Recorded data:
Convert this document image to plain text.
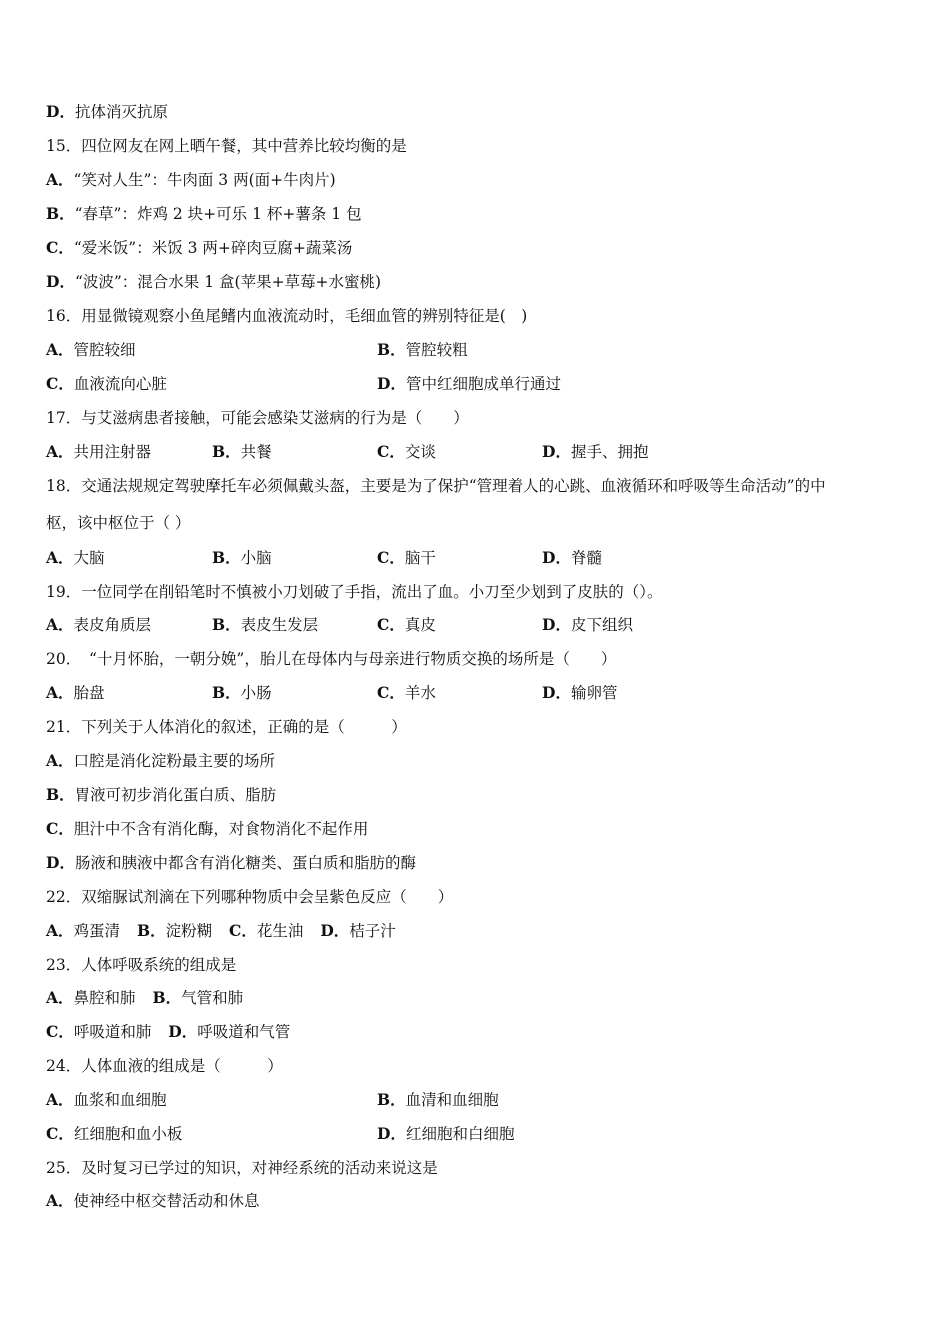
D．抗体消灭抗原
15．四位网友在网上晒午餐，其中营养比较均衡的是
A．“笑对人生”：牛肉面 3 两(面+牛肉片)
B．“春草”：炸鸡 2 块+可乐 1 杯+薯条 1 包
C．“爱米饭”：米饭 3 两+碎肉豆腐+蔬菜汤
D．“波波”：混合水果 1 盒(苹果+草莓+水蜜桃)
16．用显微镜观察小鱼尾鳍内血液流动时，毛细血管的辨别特征是(　)
A．管腔较细	B．管腔较粗
C．血液流向心脏	D．管中红细胞成单行通过
17．与艾滋病患者接触，可能会感染艾滋病的行为是（　　）
A．共用注射器	B．共餐	C．交谈	D．握手、拥抱
18．交通法规规定驾驶摩托车必须佩戴头盔，主要是为了保护“管理着人的心跳、血液循环和呼吸等生命活动”的中
枢，该中枢位于（ ）
A．大脑	B．小脑	C．脑干	D．脊髓
19．一位同学在削铅笔时不慎被小刀划破了手指，流出了血。小刀至少划到了皮肤的（）。
A．表皮角质层	B．表皮生发层	C．真皮	D．皮下组织
20．　“十月怀胎，一朝分娩”，胎儿在母体内与母亲进行物质交换的场所是（　　）
A．胎盘	B．小肠	C．羊水	D．输卵管
21．下列关于人体消化的叙述，正确的是（　　　）
A．口腔是消化淀粉最主要的场所
B．胃液可初步消化蛋白质、脂肪
C．胆汁中不含有消化酶，对食物消化不起作用
D．肠液和胰液中都含有消化糖类、蛋白质和脂肪的酶
22．双缩脲试剂滴在下列哪种物质中会呈紫色反应（　　）
A．鸡蛋清 B．淀粉糊 C．花生油 D．桔子汁
23．人体呼吸系统的组成是
A．鼻腔和肺 B．气管和肺
C．呼吸道和肺 D．呼吸道和气管
24．人体血液的组成是（　　　）
A．血浆和血细胞	B．血清和血细胞
C．红细胞和血小板	D．红细胞和白细胞
25．及时复习已学过的知识，对神经系统的活动来说这是
A．使神经中枢交替活动和休息
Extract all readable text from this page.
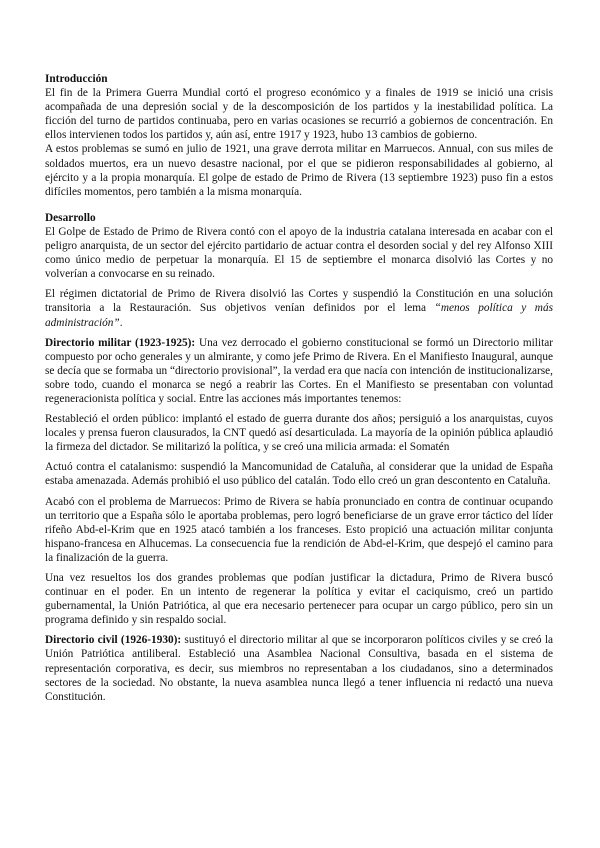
Introducción

El fin de la Primera Guerra Mundial cortó el progreso económico y a finales de 1919 se inició una crisis acompañada de una depresión social y de la descomposición de los partidos y la inestabilidad política. La ficción del turno de partidos continuaba, pero en varias ocasiones se recurrió a gobiernos de concentración. En ellos intervienen todos los partidos y, aún así, entre 1917 y 1923, hubo 13 cambios de gobierno.

A estos problemas se sumó en julio de 1921, una grave derrota militar en Marruecos. Annual, con sus miles de soldados muertos, era un nuevo desastre nacional, por el que se pidieron responsabilidades al gobierno, al ejército y a la propia monarquía. El golpe de estado de Primo de Rivera (13 septiembre 1923) puso fin a estos difíciles momentos, pero también a la misma monarquía.

Desarrollo

El Golpe de Estado de Primo de Rivera contó con el apoyo de la industria catalana interesada en acabar con el peligro anarquista, de un sector del ejército partidario de actuar contra el desorden social y del rey Alfonso XIII como único medio de perpetuar la monarquía. El 15 de septiembre el monarca disolvió las Cortes y no volverían a convocarse en su reinado.

El régimen dictatorial de Primo de Rivera disolvió las Cortes y suspendió la Constitución en una solución transitoria a la Restauración. Sus objetivos venían definidos por el lema “menos política y más administración”.

Directorio militar (1923-1925): Una vez derrocado el gobierno constitucional se formó un Directorio militar compuesto por ocho generales y un almirante, y como jefe Primo de Rivera. En el Manifiesto Inaugural, aunque se decía que se formaba un “directorio provisional”, la verdad era que nacía con intención de institucionalizarse, sobre todo, cuando el monarca se negó a reabrir las Cortes. En el Manifiesto se presentaban con voluntad regeneracionista política y social. Entre las acciones más importantes tenemos:

Restableció el orden público: implantó el estado de guerra durante dos años; persiguió a los anarquistas, cuyos locales y prensa fueron clausurados, la CNT quedó así desarticulada. La mayoría de la opinión pública aplaudió la firmeza del dictador. Se militarizó la política, y se creó una milicia armada: el Somatén

Actuó contra el catalanismo: suspendió la Mancomunidad de Cataluña, al considerar que la unidad de España estaba amenazada. Además prohibió el uso público del catalán. Todo ello creó un gran descontento en Cataluña.

Acabó con el problema de Marruecos: Primo de Rivera se había pronunciado en contra de continuar ocupando un territorio que a España sólo le aportaba problemas, pero logró beneficiarse de un grave error táctico del líder rifeño Abd-el-Krim que en 1925 atacó también a los franceses. Esto propició una actuación militar conjunta hispano-francesa en Alhucemas. La consecuencia fue la rendición de Abd-el-Krim, que despejó el camino para la finalización de la guerra.

Una vez resueltos los dos grandes problemas que podían justificar la dictadura, Primo de Rivera buscó continuar en el poder. En un intento de regenerar la política y evitar el caciquismo, creó un partido gubernamental, la Unión Patriótica, al que era necesario pertenecer para ocupar un cargo público, pero sin un programa definido y sin respaldo social.

Directorio civil (1926-1930): sustituyó el directorio militar al que se incorporaron políticos civiles y se creó la Unión Patriótica antiliberal. Estableció una Asamblea Nacional Consultiva, basada en el sistema de representación corporativa, es decir, sus miembros no representaban a los ciudadanos, sino a determinados sectores de la sociedad. No obstante, la nueva asamblea nunca llegó a tener influencia ni redactó una nueva Constitución.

What the task requires: Make an exact copy of every record, pictures excluded.

Response below:
Convert this document image to plain text.
D．抗体消灭抗原
15．四位网友在网上晒午餐，其中营养比较均衡的是
A．“笑对人生”：牛肉面 3 两(面+牛肉片)
B．“春草”：炸鸡 2 块+可乐 1 杯+薯条 1 包
C．“爱米饭”：米饭 3 两+碎肉豆腐+蔬菜汤
D．“波波”：混合水果 1 盒(苹果+草莓+水蜜桃)
16．用显微镜观察小鱼尾鳍内血液流动时，毛细血管的辨别特征是(　)
A．管腔较细	B．管腔较粗
C．血液流向心脏	D．管中红细胞成单行通过
17．与艾滋病患者接触，可能会感染艾滋病的行为是（　　）
A．共用注射器	B．共餐	C．交谈	D．握手、拥抱
18．交通法规规定驾驶摩托车必须佩戴头盔，主要是为了保护“管理着人的心跳、血液循环和呼吸等生命活动”的中
枢，该中枢位于（ ）
A．大脑	B．小脑	C．脑干	D．脊髓
19．一位同学在削铅笔时不慎被小刀划破了手指，流出了血。小刀至少划到了皮肤的（）。
A．表皮角质层	B．表皮生发层	C．真皮	D．皮下组织
20．　“十月怀胎，一朝分娩”，胎儿在母体内与母亲进行物质交换的场所是（　　）
A．胎盘	B．小肠	C．羊水	D．输卵管
21．下列关于人体消化的叙述，正确的是（　　　）
A．口腔是消化淀粉最主要的场所
B．胃液可初步消化蛋白质、脂肪
C．胆汁中不含有消化酶，对食物消化不起作用
D．肠液和胰液中都含有消化糖类、蛋白质和脂肪的酶
22．双缩脲试剂滴在下列哪种物质中会呈紫色反应（　　）
A．鸡蛋清 B．淀粉糊 C．花生油 D．桔子汁
23．人体呼吸系统的组成是
A．鼻腔和肺 B．气管和肺
C．呼吸道和肺 D．呼吸道和气管
24．人体血液的组成是（　　　）
A．血浆和血细胞	B．血清和血细胞
C．红细胞和血小板	D．红细胞和白细胞
25．及时复习已学过的知识，对神经系统的活动来说这是
A．使神经中枢交替活动和休息
Extract all readable text from this page.
Introducción

El fin de la Primera Guerra Mundial cortó el progreso económico y a finales de 1919 se inició una crisis acompañada de una depresión social y de la descomposición de los partidos y la inestabilidad política. La ficción del turno de partidos continuaba, pero en varias ocasiones se recurrió a gobiernos de concentración. En ellos intervienen todos los partidos y, aún así, entre 1917 y 1923, hubo 13 cambios de gobierno.

A estos problemas se sumó en julio de 1921, una grave derrota militar en Marruecos. Annual, con sus miles de soldados muertos, era un nuevo desastre nacional, por el que se pidieron responsabilidades al gobierno, al ejército y a la propia monarquía. El golpe de estado de Primo de Rivera (13 septiembre 1923) puso fin a estos difíciles momentos, pero también a la misma monarquía.

Desarrollo

El Golpe de Estado de Primo de Rivera contó con el apoyo de la industria catalana interesada en acabar con el peligro anarquista, de un sector del ejército partidario de actuar contra el desorden social y del rey Alfonso XIII como único medio de perpetuar la monarquía. El 15 de septiembre el monarca disolvió las Cortes y no volverían a convocarse en su reinado.

El régimen dictatorial de Primo de Rivera disolvió las Cortes y suspendió la Constitución en una solución transitoria a la Restauración. Sus objetivos venían definidos por el lema “menos política y más administración”.

Directorio militar (1923-1925): Una vez derrocado el gobierno constitucional se formó un Directorio militar compuesto por ocho generales y un almirante, y como jefe Primo de Rivera. En el Manifiesto Inaugural, aunque se decía que se formaba un “directorio provisional”, la verdad era que nacía con intención de institucionalizarse, sobre todo, cuando el monarca se negó a reabrir las Cortes. En el Manifiesto se presentaban con voluntad regeneracionista política y social. Entre las acciones más importantes tenemos:

Restableció el orden público: implantó el estado de guerra durante dos años; persiguió a los anarquistas, cuyos locales y prensa fueron clausurados, la CNT quedó así desarticulada. La mayoría de la opinión pública aplaudió la firmeza del dictador. Se militarizó la política, y se creó una milicia armada: el Somatén

Actuó contra el catalanismo: suspendió la Mancomunidad de Cataluña, al considerar que la unidad de España estaba amenazada. Además prohibió el uso público del catalán. Todo ello creó un gran descontento en Cataluña.

Acabó con el problema de Marruecos: Primo de Rivera se había pronunciado en contra de continuar ocupando un territorio que a España sólo le aportaba problemas, pero logró beneficiarse de un grave error táctico del líder rifeño Abd-el-Krim que en 1925 atacó también a los franceses. Esto propició una actuación militar conjunta hispano-francesa en Alhucemas. La consecuencia fue la rendición de Abd-el-Krim, que despejó el camino para la finalización de la guerra.

Una vez resueltos los dos grandes problemas que podían justificar la dictadura, Primo de Rivera buscó continuar en el poder. En un intento de regenerar la política y evitar el caciquismo, creó un partido gubernamental, la Unión Patriótica, al que era necesario pertenecer para ocupar un cargo público, pero sin un programa definido y sin respaldo social.

Directorio civil (1926-1930): sustituyó el directorio militar al que se incorporaron políticos civiles y se creó la Unión Patriótica antiliberal. Estableció una Asamblea Nacional Consultiva, basada en el sistema de representación corporativa, es decir, sus miembros no representaban a los ciudadanos, sino a determinados sectores de la sociedad. No obstante, la nueva asamblea nunca llegó a tener influencia ni redactó una nueva Constitución.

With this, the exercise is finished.